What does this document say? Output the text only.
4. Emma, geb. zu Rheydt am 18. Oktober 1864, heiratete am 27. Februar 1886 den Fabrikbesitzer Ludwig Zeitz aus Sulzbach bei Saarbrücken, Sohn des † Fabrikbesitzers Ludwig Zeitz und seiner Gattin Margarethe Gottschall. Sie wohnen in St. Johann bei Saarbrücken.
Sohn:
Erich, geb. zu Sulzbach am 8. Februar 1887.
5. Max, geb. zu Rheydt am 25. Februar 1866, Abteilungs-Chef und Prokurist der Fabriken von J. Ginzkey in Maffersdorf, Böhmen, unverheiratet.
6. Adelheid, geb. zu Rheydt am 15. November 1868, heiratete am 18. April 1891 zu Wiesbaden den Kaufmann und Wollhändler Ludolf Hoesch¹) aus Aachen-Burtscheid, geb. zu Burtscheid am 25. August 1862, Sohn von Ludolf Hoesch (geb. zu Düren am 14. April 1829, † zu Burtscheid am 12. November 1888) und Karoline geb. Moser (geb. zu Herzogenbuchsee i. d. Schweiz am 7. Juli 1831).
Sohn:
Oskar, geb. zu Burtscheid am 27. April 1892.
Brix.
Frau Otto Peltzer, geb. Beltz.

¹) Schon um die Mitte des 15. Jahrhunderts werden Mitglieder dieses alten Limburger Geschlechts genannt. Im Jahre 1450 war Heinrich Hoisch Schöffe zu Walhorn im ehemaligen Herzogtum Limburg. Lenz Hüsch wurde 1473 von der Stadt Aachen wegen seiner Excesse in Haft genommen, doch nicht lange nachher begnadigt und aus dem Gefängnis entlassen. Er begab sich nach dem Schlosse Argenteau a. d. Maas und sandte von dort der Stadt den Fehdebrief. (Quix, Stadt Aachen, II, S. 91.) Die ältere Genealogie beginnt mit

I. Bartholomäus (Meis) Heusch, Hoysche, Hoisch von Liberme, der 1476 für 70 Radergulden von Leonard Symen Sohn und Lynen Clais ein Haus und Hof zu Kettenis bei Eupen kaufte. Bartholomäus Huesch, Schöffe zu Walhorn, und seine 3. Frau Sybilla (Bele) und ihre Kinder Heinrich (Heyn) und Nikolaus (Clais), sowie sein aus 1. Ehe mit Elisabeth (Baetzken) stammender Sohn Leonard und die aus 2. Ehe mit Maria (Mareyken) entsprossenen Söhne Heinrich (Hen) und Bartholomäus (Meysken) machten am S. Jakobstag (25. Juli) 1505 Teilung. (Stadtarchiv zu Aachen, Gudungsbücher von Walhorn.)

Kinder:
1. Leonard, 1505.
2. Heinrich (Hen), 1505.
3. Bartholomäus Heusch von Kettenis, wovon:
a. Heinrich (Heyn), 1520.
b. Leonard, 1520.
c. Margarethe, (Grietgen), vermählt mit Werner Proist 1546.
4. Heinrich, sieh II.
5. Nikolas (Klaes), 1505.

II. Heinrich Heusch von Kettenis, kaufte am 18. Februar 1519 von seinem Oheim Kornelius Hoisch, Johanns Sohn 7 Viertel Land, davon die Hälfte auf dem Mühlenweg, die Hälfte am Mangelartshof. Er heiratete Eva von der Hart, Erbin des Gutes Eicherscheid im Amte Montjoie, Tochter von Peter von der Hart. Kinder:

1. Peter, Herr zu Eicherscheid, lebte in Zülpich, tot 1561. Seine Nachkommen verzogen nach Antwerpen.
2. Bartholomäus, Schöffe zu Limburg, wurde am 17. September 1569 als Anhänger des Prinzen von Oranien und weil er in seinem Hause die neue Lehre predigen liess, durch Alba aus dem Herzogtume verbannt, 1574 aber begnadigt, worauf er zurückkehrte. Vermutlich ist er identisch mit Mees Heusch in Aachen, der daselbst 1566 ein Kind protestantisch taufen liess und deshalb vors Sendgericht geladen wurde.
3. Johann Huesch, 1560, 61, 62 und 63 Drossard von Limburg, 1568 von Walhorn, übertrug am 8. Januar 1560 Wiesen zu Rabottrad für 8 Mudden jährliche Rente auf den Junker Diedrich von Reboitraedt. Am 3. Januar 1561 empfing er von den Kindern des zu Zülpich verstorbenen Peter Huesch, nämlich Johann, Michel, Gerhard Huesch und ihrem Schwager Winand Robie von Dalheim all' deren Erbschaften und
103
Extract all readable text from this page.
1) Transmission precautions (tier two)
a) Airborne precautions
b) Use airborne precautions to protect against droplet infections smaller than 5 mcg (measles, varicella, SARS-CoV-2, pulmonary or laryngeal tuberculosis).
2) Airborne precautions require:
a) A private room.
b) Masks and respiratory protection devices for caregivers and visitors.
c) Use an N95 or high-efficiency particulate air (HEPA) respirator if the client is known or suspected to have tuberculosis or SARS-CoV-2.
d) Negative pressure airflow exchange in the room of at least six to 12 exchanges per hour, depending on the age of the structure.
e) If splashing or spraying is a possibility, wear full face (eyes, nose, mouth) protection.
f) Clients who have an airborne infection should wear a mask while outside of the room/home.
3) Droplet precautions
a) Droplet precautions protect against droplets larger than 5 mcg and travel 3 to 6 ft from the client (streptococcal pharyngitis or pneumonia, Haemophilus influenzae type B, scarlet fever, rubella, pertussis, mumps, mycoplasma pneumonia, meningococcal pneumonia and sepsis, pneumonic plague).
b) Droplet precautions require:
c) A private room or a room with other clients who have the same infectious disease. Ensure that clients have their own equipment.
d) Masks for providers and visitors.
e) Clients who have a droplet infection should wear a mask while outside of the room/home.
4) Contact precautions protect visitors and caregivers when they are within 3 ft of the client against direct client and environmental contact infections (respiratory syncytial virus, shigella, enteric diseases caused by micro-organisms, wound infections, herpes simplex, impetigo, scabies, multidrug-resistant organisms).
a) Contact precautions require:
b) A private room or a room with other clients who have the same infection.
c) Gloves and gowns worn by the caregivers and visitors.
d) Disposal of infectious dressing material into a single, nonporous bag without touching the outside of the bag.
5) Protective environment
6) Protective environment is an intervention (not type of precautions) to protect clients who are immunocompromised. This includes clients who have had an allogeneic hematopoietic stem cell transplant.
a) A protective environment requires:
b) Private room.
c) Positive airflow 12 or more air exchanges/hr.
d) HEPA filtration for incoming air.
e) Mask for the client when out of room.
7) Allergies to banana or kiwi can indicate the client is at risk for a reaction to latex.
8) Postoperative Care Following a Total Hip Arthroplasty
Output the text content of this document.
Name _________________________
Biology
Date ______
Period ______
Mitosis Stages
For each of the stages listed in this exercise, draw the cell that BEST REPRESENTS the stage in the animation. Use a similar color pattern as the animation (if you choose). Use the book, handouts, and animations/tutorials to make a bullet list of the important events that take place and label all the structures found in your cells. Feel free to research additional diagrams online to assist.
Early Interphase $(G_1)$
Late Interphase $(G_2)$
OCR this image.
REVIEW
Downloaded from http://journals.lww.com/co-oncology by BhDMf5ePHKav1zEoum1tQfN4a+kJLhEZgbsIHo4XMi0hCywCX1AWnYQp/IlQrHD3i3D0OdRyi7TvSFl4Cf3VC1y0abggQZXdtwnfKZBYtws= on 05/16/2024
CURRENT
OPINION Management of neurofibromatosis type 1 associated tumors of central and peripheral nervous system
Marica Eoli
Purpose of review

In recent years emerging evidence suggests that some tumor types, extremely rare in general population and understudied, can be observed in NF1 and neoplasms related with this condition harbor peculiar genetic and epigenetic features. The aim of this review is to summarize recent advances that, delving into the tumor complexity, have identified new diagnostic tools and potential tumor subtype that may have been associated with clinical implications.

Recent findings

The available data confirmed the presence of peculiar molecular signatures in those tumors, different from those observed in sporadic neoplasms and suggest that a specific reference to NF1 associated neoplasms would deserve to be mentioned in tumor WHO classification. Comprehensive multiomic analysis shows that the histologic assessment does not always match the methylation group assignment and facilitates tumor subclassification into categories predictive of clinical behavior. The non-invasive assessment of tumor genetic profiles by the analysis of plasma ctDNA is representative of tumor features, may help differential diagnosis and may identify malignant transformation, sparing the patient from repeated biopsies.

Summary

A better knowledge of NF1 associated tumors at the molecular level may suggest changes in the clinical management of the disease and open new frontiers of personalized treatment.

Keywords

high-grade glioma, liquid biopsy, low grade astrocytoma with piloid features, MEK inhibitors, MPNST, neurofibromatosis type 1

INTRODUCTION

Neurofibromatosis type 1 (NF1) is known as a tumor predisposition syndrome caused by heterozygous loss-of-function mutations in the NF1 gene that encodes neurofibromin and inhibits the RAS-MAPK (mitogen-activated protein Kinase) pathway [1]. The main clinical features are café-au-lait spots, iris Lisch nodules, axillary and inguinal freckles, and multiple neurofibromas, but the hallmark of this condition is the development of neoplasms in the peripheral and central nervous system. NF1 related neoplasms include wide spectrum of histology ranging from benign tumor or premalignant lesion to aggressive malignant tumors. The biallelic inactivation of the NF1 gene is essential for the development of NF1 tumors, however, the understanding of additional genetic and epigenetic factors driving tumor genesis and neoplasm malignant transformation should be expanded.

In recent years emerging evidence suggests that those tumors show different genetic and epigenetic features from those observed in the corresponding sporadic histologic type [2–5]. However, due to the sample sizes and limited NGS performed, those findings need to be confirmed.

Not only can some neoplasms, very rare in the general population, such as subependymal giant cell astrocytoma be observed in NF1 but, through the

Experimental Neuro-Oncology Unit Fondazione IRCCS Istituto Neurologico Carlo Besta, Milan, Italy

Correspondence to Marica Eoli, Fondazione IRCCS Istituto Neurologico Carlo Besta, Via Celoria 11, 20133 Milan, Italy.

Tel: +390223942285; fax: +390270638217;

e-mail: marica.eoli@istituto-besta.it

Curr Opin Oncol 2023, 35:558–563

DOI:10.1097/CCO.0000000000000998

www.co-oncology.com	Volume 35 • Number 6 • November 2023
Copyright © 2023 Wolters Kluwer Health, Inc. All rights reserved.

**TASK INSTRUCTIONS**
In the listing above, find each line with "respiratory" and copy it.

**RESULT OF THIS EXERCISE**
b) Masks and respiratory protection devices for caregivers and visitors.
4) Contact precautions protect visitors and caregivers when they are within 3 ft of the client against direct client and environmental contact infections (respiratory syncytial virus, shigella, enteric diseases caused by micro-organisms, wound infections, herpes simplex, impetigo, scabies, multidrug-resistant organisms).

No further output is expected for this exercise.